Scan the data beneath this task and copy each line that includes "werden".

[Dataset rows of page text]

- - -

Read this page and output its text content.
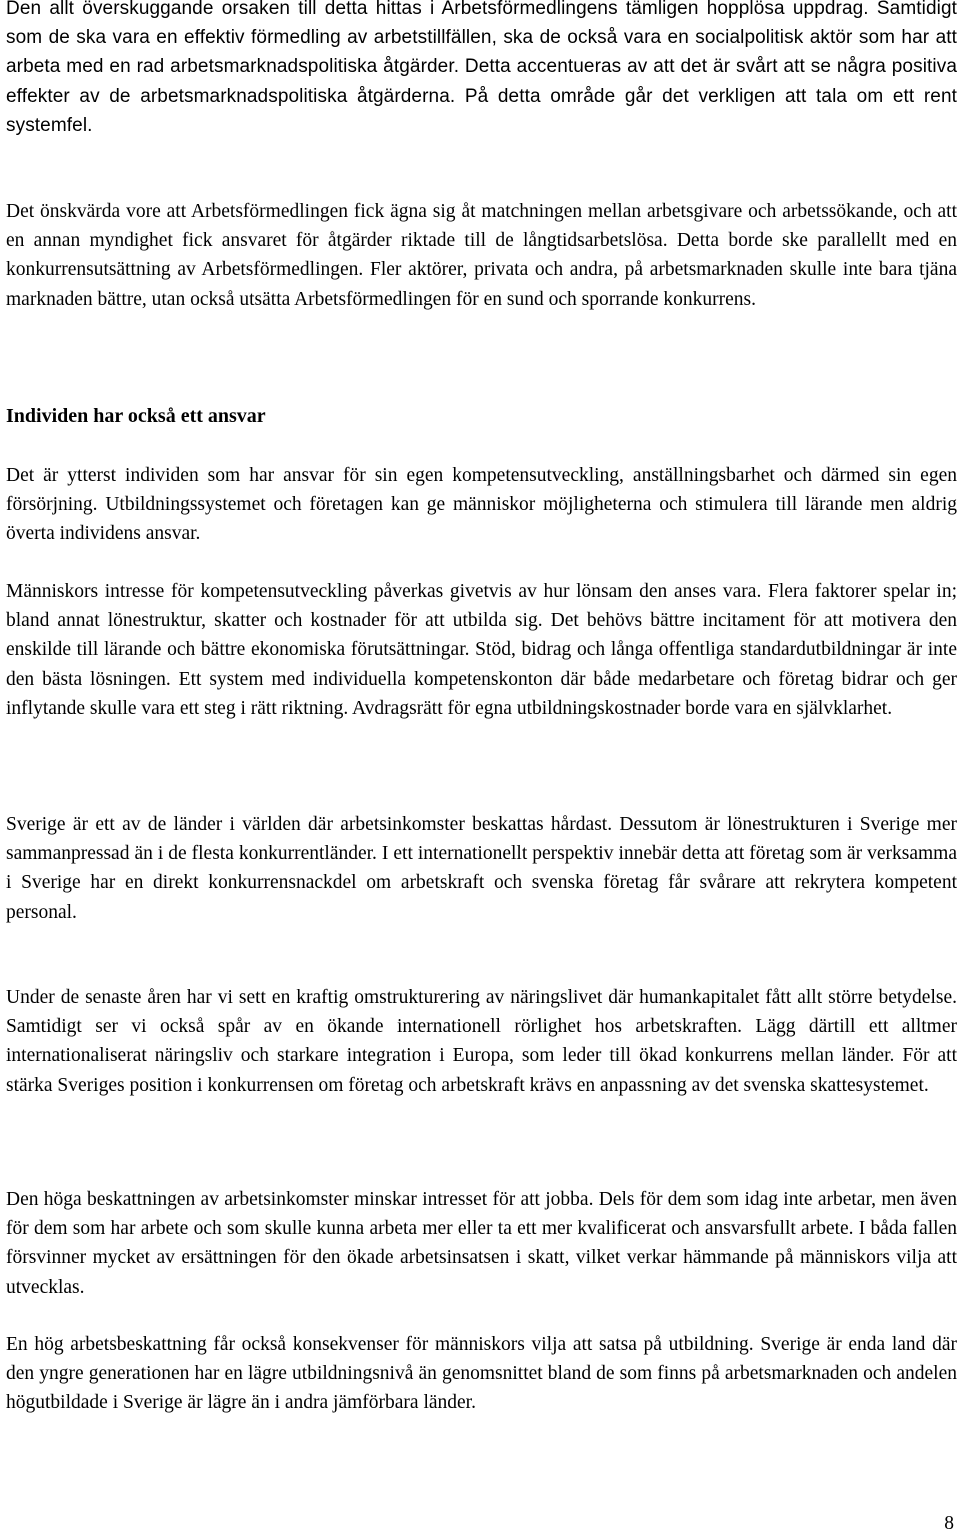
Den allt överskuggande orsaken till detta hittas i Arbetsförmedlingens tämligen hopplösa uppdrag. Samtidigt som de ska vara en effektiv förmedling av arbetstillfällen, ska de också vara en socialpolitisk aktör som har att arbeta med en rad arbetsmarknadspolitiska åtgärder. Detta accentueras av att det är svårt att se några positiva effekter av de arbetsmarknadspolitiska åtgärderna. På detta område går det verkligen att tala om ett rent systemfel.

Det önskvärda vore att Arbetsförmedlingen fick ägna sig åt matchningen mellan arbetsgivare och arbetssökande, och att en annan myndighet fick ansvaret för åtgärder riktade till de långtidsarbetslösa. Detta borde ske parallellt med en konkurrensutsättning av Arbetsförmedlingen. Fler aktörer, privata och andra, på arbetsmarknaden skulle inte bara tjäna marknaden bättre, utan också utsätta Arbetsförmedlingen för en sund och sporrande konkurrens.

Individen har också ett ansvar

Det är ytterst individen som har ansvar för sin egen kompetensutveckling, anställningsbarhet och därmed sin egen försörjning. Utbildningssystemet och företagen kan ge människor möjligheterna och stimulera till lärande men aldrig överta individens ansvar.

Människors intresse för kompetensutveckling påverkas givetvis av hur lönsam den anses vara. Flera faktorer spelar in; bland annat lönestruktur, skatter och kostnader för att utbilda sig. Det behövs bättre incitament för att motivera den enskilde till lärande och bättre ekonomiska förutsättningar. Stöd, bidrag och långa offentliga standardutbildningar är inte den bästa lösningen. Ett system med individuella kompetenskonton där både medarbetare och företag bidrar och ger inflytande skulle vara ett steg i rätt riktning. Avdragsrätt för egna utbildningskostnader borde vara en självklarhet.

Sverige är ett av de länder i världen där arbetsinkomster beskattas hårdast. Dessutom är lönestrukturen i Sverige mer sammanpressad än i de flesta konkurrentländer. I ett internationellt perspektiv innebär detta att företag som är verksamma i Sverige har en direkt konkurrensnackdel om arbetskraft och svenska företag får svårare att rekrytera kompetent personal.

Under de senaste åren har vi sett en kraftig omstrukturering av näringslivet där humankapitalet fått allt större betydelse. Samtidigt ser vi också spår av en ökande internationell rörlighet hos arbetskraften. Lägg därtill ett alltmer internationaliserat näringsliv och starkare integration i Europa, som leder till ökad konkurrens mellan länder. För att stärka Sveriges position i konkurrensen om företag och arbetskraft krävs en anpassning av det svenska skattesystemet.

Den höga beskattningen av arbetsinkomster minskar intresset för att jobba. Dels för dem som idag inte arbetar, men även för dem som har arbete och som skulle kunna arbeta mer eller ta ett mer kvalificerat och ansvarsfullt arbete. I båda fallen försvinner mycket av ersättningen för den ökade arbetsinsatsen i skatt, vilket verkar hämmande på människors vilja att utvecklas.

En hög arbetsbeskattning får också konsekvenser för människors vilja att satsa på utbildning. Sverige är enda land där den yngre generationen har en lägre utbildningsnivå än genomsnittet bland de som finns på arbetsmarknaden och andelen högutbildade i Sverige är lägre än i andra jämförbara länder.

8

- - -

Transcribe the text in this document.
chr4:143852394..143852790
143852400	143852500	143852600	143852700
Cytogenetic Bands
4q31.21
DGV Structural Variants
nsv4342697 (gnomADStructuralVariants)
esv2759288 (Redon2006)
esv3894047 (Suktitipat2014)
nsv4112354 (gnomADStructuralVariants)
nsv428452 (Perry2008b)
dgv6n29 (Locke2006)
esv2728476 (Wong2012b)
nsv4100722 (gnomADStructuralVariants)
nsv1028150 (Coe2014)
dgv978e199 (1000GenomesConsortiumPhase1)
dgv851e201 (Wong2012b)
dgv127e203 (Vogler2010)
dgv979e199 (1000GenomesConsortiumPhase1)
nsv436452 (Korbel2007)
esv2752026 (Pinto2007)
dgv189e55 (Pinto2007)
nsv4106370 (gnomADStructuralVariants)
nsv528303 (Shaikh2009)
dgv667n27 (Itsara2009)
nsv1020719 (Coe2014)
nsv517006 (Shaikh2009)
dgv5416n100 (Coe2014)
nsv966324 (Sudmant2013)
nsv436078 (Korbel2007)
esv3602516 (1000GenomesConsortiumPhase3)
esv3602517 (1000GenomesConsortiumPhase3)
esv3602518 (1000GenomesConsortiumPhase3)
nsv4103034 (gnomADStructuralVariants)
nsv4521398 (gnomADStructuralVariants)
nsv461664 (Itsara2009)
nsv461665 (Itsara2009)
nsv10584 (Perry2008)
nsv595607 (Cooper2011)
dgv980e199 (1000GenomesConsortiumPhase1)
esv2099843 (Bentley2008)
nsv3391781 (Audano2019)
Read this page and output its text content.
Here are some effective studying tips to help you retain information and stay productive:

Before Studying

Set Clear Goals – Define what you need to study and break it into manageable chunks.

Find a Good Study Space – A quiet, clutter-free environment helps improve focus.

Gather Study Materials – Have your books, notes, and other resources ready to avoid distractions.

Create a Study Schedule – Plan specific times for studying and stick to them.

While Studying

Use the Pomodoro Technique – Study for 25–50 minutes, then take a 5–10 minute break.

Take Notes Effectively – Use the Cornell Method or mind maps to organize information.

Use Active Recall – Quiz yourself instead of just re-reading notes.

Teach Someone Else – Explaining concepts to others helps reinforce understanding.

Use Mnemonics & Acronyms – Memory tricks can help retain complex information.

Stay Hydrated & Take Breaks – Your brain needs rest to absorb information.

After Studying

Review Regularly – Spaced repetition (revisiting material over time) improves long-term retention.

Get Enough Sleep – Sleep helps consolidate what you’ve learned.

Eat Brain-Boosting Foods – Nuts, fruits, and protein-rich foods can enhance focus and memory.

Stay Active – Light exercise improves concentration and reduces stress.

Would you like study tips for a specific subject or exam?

- - -

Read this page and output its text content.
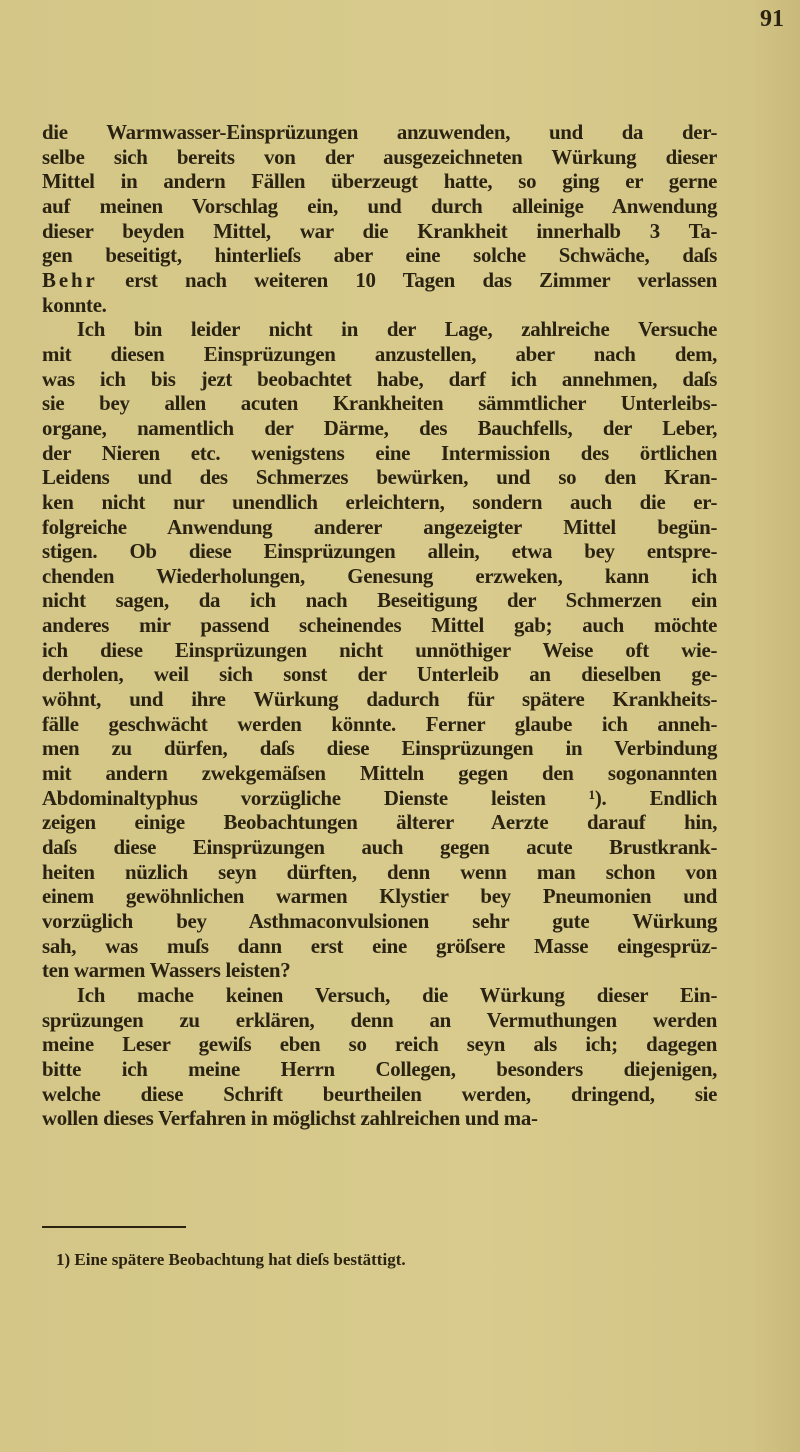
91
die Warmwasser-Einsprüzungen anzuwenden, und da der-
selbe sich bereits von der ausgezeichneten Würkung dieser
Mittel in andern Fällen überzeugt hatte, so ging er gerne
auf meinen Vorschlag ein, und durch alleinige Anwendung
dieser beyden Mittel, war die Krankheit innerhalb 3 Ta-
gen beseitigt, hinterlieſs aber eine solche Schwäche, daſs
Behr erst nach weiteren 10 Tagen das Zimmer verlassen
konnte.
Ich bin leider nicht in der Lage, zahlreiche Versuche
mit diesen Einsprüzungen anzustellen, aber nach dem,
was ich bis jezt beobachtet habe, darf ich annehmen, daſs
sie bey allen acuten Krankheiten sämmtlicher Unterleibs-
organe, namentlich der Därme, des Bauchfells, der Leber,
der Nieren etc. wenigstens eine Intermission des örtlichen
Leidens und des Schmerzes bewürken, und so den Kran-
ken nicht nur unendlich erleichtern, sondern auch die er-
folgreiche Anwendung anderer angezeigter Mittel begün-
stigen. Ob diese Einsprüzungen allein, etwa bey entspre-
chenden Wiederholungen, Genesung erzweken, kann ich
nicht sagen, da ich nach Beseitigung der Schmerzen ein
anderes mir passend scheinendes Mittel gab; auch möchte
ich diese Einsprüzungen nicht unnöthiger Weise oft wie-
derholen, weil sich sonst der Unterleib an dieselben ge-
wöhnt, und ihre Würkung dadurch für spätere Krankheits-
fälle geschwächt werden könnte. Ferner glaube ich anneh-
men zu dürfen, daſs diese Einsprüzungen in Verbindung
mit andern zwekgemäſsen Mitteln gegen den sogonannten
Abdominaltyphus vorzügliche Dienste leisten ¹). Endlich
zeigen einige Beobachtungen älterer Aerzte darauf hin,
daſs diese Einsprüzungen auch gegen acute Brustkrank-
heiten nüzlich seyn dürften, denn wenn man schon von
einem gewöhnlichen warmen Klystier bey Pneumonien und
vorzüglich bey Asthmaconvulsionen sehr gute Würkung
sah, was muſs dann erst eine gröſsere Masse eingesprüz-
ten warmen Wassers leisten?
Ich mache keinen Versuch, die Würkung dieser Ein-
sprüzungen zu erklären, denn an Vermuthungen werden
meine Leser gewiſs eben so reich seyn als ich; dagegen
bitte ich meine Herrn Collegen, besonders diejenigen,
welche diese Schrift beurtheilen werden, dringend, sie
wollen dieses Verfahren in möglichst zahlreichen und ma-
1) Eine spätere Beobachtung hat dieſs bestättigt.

- - -

Result:
fälle geschwächt werden könnte. Ferner glaube ich anneh-
sprüzungen zu erklären, denn an Vermuthungen werden
welche diese Schrift beurtheilen werden, dringend, sie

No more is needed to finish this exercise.